- YOUR INSTRUCTIONS -
Say how many lines hold the string "content", and nothing more.

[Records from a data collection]
|---|

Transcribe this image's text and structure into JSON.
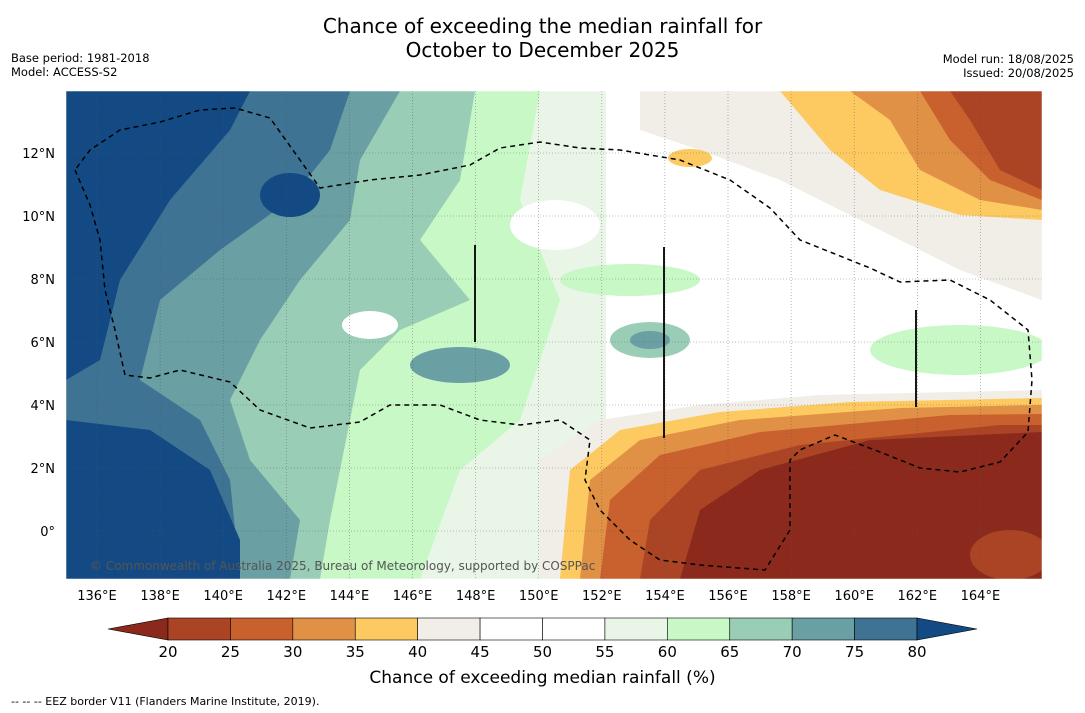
{
  "title_line1": "Chance of exceeding the median rainfall for",
  "title_line2": "October to December 2025",
  "base_period": "Base period: 1981-2018",
  "model": "Model: ACCESS-S2",
  "model_run": "Model run: 18/08/2025",
  "issued": "Issued: 20/08/2025",
  "copyright": "© Commonwealth of Australia 2025, Bureau of Meteorology, supported by COSPPac",
  "lon_labels": [
    "136°E",
    "138°E",
    "140°E",
    "142°E",
    "144°E",
    "146°E",
    "148°E",
    "150°E",
    "152°E",
    "154°E",
    "156°E",
    "158°E",
    "160°E",
    "162°E",
    "164°E"
  ],
  "lat_labels": [
    "12°N",
    "10°N",
    "8°N",
    "6°N",
    "4°N",
    "2°N",
    "0°"
  ],
  "colorbar": {
    "title": "Chance of exceeding median rainfall (%)",
    "ticks": [
      "20",
      "25",
      "30",
      "35",
      "40",
      "45",
      "50",
      "55",
      "60",
      "65",
      "70",
      "75",
      "80"
    ],
    "colors": [
      "#8b2a1c",
      "#aa4424",
      "#c9612e",
      "#e09145",
      "#fdca62",
      "#f1ede7",
      "#ffffff",
      "#ffffff",
      "#e9f5e6",
      "#c7f8c5",
      "#9acdb5",
      "#6a9fa4",
      "#3e7394",
      "#144a84"
    ]
  },
  "footer": "--  --  -- EEZ border V11 (Flanders Marine Institute, 2019)."
}
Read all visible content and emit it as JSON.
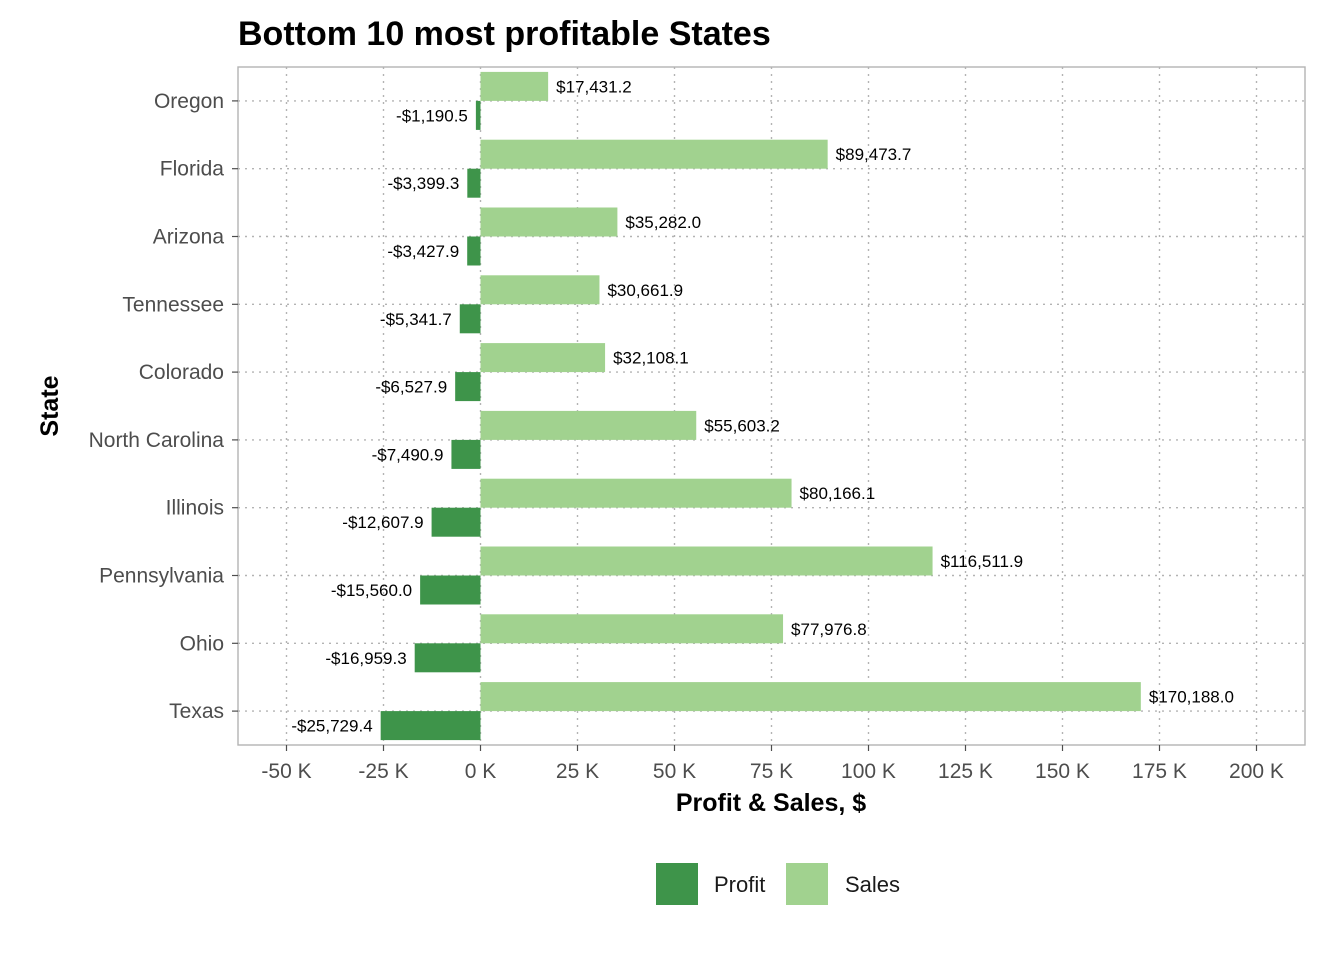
{
  "chart_data": {
    "type": "bar",
    "orientation": "horizontal",
    "title": "Bottom 10 most profitable States",
    "xlabel": "Profit & Sales, $",
    "ylabel": "State",
    "categories": [
      "Oregon",
      "Florida",
      "Arizona",
      "Tennessee",
      "Colorado",
      "North Carolina",
      "Illinois",
      "Pennsylvania",
      "Ohio",
      "Texas"
    ],
    "series": [
      {
        "name": "Profit",
        "color": "#3e944a",
        "values": [
          -1190.5,
          -3399.3,
          -3427.9,
          -5341.7,
          -6527.9,
          -7490.9,
          -12607.9,
          -15560.0,
          -16959.3,
          -25729.4
        ],
        "labels": [
          "-$1,190.5",
          "-$3,399.3",
          "-$3,427.9",
          "-$5,341.7",
          "-$6,527.9",
          "-$7,490.9",
          "-$12,607.9",
          "-$15,560.0",
          "-$16,959.3",
          "-$25,729.4"
        ]
      },
      {
        "name": "Sales",
        "color": "#a1d28f",
        "values": [
          17431.2,
          89473.7,
          35282.0,
          30661.9,
          32108.1,
          55603.2,
          80166.1,
          116511.9,
          77976.8,
          170188.0
        ],
        "labels": [
          "$17,431.2",
          "$89,473.7",
          "$35,282.0",
          "$30,661.9",
          "$32,108.1",
          "$55,603.2",
          "$80,166.1",
          "$116,511.9",
          "$77,976.8",
          "$170,188.0"
        ]
      }
    ],
    "xticks": [
      -50000,
      -25000,
      0,
      25000,
      50000,
      75000,
      100000,
      125000,
      150000,
      175000,
      200000
    ],
    "xtick_labels": [
      "-50 K",
      "-25 K",
      "0 K",
      "25 K",
      "50 K",
      "75 K",
      "100 K",
      "125 K",
      "150 K",
      "175 K",
      "200 K"
    ],
    "xlim": [
      -62500,
      212500
    ],
    "grid": true,
    "legend_position": "bottom"
  }
}
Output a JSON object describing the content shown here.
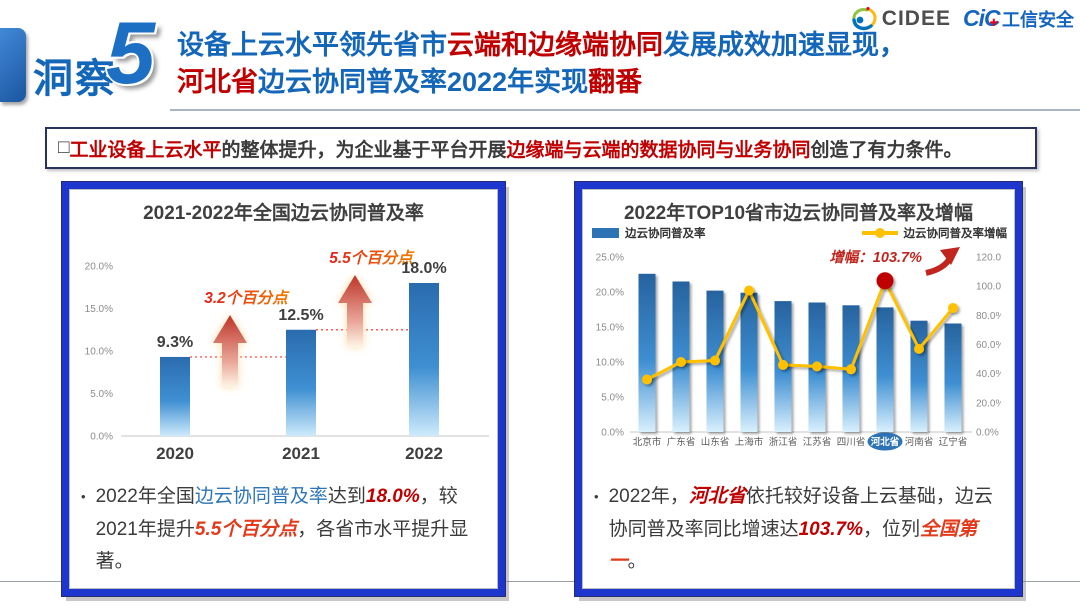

|---|

- FINAL RESULT -
2